Every line that contains the word "团结同学" should be copied out.
..............................
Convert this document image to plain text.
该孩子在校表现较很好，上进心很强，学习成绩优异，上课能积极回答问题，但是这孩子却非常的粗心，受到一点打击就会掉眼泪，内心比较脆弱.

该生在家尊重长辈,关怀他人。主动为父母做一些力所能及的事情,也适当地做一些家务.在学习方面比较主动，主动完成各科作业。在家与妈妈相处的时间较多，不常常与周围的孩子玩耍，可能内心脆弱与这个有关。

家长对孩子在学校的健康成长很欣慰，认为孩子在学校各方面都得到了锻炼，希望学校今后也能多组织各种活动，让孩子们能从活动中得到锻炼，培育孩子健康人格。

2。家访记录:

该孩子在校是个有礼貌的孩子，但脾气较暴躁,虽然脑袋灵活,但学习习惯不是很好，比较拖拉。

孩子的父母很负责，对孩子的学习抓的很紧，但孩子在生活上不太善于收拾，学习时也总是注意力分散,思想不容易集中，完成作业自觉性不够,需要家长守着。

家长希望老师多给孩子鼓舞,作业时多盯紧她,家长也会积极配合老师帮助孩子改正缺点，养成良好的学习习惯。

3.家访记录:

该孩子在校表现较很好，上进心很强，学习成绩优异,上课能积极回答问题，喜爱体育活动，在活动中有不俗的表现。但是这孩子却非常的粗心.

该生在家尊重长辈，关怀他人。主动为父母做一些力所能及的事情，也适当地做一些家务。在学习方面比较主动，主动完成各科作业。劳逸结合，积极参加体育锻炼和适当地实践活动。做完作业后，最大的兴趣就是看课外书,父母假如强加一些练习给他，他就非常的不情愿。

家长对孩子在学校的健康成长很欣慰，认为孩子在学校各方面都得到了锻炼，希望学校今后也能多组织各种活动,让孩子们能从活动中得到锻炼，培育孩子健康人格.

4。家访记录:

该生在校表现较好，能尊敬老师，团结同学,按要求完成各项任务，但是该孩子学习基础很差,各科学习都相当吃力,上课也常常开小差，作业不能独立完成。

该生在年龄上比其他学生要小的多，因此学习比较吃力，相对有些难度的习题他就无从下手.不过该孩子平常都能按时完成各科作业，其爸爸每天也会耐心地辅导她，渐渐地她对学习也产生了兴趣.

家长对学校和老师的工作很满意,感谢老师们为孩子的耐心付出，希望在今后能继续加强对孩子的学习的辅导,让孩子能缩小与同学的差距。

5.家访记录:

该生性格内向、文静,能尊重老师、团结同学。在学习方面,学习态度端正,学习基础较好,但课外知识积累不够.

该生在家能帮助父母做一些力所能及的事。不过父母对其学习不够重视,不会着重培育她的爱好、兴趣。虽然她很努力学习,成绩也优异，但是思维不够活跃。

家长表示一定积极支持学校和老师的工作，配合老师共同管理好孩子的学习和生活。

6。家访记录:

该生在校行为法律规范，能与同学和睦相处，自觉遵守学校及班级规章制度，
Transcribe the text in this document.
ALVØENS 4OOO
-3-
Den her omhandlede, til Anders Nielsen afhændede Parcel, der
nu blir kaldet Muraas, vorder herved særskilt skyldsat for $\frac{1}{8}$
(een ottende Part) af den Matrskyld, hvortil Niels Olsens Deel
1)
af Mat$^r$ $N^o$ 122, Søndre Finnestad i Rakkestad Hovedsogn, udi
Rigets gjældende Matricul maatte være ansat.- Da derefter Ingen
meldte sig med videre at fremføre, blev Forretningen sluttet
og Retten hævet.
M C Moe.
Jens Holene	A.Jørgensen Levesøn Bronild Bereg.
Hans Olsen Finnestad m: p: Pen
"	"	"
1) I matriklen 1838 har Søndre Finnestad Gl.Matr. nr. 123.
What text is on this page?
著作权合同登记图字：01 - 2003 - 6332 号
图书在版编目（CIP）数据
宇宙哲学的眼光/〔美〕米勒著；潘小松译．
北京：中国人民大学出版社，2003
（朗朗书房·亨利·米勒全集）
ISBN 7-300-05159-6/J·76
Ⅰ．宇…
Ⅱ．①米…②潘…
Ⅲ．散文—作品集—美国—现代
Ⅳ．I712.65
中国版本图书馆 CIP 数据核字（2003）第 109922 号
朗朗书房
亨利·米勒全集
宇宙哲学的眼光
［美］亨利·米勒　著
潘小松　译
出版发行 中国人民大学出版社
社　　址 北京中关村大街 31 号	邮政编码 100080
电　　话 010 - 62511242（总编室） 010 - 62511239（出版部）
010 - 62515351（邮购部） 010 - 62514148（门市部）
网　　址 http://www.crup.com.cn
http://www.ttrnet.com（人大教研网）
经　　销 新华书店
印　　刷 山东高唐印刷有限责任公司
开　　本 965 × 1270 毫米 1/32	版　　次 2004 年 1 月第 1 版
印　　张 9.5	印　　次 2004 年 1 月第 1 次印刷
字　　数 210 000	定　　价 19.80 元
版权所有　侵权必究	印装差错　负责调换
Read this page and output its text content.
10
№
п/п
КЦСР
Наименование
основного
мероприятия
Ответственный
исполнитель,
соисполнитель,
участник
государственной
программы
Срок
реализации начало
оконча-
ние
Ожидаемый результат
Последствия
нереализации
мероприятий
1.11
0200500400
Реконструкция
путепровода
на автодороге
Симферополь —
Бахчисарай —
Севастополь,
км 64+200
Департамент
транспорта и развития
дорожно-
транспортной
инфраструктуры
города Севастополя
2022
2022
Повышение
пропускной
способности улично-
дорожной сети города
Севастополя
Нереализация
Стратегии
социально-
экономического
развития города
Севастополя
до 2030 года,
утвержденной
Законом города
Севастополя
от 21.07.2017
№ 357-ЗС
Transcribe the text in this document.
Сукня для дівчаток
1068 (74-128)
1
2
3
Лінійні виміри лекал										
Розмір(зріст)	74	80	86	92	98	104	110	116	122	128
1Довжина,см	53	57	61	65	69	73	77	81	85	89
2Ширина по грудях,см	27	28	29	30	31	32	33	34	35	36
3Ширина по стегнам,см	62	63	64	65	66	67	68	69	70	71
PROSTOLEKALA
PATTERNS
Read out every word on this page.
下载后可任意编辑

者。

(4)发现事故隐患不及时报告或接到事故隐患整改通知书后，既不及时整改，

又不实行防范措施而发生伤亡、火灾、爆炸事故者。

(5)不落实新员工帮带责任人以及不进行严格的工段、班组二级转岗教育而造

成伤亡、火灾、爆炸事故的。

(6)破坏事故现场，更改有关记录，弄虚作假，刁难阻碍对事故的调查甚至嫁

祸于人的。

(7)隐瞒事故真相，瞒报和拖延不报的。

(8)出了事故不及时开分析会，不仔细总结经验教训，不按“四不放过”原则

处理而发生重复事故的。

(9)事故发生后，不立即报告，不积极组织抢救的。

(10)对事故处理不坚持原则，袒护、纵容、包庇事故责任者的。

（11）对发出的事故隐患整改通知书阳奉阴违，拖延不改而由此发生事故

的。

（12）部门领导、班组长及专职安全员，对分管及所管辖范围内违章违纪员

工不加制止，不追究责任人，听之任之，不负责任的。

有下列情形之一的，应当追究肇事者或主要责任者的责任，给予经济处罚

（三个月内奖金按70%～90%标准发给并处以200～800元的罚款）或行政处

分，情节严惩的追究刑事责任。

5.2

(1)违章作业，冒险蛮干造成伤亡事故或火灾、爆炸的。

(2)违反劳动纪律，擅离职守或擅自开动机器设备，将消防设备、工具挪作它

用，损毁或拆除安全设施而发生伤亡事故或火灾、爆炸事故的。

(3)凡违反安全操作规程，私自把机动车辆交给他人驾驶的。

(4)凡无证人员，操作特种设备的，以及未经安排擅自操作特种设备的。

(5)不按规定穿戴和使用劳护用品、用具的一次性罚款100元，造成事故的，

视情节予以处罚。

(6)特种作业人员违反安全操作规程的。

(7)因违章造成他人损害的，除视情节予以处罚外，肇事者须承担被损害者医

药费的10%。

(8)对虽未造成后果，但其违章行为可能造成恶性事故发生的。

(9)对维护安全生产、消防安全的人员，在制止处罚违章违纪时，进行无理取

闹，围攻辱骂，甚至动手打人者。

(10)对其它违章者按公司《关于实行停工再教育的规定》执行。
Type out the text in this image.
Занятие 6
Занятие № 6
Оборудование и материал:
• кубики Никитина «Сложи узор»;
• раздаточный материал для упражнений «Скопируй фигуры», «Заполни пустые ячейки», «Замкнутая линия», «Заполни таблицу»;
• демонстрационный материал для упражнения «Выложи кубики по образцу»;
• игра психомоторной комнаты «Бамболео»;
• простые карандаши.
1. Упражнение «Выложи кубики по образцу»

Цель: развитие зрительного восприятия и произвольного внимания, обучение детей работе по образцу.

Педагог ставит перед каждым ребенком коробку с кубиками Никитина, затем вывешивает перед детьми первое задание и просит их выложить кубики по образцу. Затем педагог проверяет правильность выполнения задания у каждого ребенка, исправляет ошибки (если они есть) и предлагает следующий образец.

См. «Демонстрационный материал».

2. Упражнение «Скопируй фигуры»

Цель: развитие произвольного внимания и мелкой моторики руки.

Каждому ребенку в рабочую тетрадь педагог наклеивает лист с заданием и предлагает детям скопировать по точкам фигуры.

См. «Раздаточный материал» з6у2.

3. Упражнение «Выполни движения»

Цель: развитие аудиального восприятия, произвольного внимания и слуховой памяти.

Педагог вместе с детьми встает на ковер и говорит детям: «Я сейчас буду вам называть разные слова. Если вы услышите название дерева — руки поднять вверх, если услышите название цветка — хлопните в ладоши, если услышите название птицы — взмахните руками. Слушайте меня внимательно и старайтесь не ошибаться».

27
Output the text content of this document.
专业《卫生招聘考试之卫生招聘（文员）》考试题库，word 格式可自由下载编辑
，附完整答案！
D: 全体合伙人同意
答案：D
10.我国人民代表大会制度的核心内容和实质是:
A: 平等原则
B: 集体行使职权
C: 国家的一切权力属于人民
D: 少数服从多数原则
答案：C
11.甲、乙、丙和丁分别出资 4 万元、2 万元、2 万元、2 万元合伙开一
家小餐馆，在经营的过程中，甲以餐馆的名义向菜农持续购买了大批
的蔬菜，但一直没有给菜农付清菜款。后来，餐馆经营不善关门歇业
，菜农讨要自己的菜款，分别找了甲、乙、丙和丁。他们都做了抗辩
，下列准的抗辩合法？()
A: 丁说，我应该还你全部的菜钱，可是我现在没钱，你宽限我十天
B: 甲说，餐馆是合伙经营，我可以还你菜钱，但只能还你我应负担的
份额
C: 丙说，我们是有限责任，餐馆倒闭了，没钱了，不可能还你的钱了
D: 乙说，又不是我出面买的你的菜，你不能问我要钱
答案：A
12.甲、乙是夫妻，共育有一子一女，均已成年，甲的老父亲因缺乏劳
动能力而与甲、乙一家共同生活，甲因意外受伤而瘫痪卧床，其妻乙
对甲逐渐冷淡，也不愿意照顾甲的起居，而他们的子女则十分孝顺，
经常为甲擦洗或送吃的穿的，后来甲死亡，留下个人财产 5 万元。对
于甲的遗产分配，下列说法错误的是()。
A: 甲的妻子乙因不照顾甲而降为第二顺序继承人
..............................
**Finished answer**
该生在校表现较好，能尊敬老师，团结同学,按要求完成各项任务，但是该孩子学习基础很差,各科学习都相当吃力,上课也常常开小差，作业不能独立完成。
该生性格内向、文静,能尊重老师、团结同学。在学习方面,学习态度端正,学习基础较好,但课外知识积累不够.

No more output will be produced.